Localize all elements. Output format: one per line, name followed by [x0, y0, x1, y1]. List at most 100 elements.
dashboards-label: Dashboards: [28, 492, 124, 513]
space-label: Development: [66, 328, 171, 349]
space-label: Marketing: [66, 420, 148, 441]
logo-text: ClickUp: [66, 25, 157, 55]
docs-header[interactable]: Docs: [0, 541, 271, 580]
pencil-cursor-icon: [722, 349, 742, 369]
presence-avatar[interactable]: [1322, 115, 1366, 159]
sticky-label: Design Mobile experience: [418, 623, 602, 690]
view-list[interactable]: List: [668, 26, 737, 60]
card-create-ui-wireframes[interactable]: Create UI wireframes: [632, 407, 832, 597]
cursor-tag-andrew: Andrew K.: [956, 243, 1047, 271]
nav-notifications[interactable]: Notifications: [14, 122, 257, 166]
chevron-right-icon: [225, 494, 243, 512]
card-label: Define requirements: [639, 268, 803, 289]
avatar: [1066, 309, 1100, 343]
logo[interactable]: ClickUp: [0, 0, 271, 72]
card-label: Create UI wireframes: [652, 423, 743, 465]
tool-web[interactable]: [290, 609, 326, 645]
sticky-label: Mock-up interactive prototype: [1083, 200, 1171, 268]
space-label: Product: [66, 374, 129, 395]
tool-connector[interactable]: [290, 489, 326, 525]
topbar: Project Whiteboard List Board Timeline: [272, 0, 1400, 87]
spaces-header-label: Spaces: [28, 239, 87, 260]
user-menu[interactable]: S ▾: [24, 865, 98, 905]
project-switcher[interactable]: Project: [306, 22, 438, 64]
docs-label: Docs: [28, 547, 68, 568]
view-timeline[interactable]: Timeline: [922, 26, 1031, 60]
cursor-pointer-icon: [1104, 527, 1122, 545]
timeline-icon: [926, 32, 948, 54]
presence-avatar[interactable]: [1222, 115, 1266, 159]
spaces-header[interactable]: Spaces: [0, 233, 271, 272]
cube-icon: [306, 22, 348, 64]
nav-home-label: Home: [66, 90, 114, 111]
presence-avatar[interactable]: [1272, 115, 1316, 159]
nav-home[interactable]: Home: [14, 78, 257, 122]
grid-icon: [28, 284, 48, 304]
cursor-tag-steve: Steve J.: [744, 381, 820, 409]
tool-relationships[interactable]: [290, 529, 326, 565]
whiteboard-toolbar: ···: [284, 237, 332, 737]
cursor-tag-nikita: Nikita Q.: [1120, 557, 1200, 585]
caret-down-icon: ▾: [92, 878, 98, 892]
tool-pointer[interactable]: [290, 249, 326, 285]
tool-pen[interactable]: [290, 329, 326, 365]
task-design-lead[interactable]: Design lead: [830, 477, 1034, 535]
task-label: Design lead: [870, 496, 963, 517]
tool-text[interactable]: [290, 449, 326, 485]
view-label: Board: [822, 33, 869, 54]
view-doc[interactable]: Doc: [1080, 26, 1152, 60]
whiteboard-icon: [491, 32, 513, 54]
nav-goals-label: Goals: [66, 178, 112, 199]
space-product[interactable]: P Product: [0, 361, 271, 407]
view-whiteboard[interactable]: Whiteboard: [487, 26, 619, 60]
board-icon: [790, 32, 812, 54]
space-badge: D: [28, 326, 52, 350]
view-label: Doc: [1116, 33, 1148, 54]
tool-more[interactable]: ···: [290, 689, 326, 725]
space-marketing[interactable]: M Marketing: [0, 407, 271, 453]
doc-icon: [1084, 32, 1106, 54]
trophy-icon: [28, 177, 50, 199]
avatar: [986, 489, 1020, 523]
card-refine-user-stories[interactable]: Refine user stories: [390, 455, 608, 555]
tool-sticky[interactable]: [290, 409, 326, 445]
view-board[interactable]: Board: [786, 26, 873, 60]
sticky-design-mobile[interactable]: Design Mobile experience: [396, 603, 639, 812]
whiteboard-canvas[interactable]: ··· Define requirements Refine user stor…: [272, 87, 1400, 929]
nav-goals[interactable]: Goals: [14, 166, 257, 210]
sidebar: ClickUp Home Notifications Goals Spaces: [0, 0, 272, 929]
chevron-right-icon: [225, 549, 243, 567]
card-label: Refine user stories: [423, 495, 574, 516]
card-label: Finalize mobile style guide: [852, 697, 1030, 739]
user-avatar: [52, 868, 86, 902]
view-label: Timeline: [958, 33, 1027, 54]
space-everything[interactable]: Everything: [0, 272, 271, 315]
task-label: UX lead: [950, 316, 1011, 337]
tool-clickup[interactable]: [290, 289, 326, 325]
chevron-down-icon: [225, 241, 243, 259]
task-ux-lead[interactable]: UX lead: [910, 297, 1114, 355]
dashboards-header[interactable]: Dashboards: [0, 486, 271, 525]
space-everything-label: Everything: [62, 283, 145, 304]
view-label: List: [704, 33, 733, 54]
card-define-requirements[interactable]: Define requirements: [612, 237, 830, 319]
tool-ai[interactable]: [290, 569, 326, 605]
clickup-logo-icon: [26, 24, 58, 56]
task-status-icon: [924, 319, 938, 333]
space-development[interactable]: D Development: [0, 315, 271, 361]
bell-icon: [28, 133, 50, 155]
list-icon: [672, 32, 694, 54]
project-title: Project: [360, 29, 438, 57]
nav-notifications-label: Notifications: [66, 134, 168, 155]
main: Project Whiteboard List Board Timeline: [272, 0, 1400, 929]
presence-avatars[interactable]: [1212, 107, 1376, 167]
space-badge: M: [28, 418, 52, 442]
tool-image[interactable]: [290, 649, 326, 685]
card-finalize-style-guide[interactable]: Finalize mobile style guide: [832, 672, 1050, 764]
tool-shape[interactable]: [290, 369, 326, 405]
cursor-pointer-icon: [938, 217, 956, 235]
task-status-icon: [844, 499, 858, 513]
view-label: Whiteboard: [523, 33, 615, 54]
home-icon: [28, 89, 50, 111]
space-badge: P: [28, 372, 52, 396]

Short exercise:
Transcribe the lines of the records without any change, beginning with the first line and ending after the line that contains "tool-pointer[interactable]: [290, 249, 326, 285]".

Problem solution:
Localize all elements. Output format: one per line, name followed by [x0, y0, x1, y1]. List at most 100 elements.
dashboards-label: Dashboards: [28, 492, 124, 513]
space-label: Development: [66, 328, 171, 349]
space-label: Marketing: [66, 420, 148, 441]
logo-text: ClickUp: [66, 25, 157, 55]
docs-header[interactable]: Docs: [0, 541, 271, 580]
pencil-cursor-icon: [722, 349, 742, 369]
presence-avatar[interactable]: [1322, 115, 1366, 159]
sticky-label: Design Mobile experience: [418, 623, 602, 690]
view-list[interactable]: List: [668, 26, 737, 60]
card-create-ui-wireframes[interactable]: Create UI wireframes: [632, 407, 832, 597]
cursor-tag-andrew: Andrew K.: [956, 243, 1047, 271]
nav-notifications[interactable]: Notifications: [14, 122, 257, 166]
chevron-right-icon: [225, 494, 243, 512]
card-label: Define requirements: [639, 268, 803, 289]
avatar: [1066, 309, 1100, 343]
logo[interactable]: ClickUp: [0, 0, 271, 72]
card-label: Create UI wireframes: [652, 423, 743, 465]
tool-web[interactable]: [290, 609, 326, 645]
sticky-label: Mock-up interactive prototype: [1083, 200, 1171, 268]
space-label: Product: [66, 374, 129, 395]
tool-connector[interactable]: [290, 489, 326, 525]
topbar: Project Whiteboard List Board Timeline: [272, 0, 1400, 87]
spaces-header-label: Spaces: [28, 239, 87, 260]
user-menu[interactable]: S ▾: [24, 865, 98, 905]
project-switcher[interactable]: Project: [306, 22, 438, 64]
docs-label: Docs: [28, 547, 68, 568]
view-timeline[interactable]: Timeline: [922, 26, 1031, 60]
cursor-pointer-icon: [1104, 527, 1122, 545]
timeline-icon: [926, 32, 948, 54]
presence-avatar[interactable]: [1222, 115, 1266, 159]
spaces-header[interactable]: Spaces: [0, 233, 271, 272]
cube-icon: [306, 22, 348, 64]
nav-home-label: Home: [66, 90, 114, 111]
presence-avatar[interactable]: [1272, 115, 1316, 159]
nav-home[interactable]: Home: [14, 78, 257, 122]
grid-icon: [28, 284, 48, 304]
cursor-tag-steve: Steve J.: [744, 381, 820, 409]
tool-relationships[interactable]: [290, 529, 326, 565]
whiteboard-toolbar: ···: [284, 237, 332, 737]
cursor-tag-nikita: Nikita Q.: [1120, 557, 1200, 585]
caret-down-icon: ▾: [92, 878, 98, 892]
tool-pointer[interactable]: [290, 249, 326, 285]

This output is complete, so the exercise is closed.